### The task:
In the entries that follow, find the word "μορφή" and report each line it is on.

§ §

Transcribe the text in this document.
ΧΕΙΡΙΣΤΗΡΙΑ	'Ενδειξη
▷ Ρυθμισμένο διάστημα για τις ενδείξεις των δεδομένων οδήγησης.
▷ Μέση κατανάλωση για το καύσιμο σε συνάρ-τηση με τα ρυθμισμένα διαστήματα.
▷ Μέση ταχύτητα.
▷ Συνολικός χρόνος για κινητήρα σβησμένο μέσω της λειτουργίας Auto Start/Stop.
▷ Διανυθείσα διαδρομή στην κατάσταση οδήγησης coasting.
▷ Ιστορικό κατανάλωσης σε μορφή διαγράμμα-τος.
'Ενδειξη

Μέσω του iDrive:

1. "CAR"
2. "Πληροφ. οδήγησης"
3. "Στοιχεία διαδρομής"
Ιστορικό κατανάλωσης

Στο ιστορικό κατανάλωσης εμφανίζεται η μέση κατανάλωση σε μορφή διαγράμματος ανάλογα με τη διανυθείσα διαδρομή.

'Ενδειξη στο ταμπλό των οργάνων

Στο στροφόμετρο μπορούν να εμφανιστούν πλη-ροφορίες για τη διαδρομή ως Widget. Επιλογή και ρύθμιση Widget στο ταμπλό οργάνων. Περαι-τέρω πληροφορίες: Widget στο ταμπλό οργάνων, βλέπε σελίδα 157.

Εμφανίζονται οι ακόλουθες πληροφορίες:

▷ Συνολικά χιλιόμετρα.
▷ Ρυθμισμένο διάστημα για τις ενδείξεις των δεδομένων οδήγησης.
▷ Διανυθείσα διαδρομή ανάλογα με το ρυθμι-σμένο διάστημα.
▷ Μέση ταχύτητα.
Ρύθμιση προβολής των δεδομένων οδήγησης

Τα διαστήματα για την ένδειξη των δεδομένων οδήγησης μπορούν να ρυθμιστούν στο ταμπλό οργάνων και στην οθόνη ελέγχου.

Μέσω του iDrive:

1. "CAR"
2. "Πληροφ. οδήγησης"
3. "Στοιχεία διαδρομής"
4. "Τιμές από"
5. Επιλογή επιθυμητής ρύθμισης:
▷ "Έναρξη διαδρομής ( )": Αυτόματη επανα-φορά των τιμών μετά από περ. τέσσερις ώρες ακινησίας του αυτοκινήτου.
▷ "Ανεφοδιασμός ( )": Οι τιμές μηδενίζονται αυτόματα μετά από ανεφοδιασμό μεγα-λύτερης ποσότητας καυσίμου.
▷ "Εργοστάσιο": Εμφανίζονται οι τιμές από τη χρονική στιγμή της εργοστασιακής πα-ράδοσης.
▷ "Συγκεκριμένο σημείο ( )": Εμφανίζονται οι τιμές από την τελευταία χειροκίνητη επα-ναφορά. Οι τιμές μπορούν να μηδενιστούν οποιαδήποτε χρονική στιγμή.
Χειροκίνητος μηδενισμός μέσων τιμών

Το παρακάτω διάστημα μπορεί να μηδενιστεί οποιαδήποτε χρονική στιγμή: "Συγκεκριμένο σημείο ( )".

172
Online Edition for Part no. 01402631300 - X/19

§ §

### The result:
▷ Ιστορικό κατανάλωσης σε μορφή διαγράμμα-τος.
Στο ιστορικό κατανάλωσης εμφανίζεται η μέση κατανάλωση σε μορφή διαγράμματος ανάλογα με τη διανυθείσα διαδρομή.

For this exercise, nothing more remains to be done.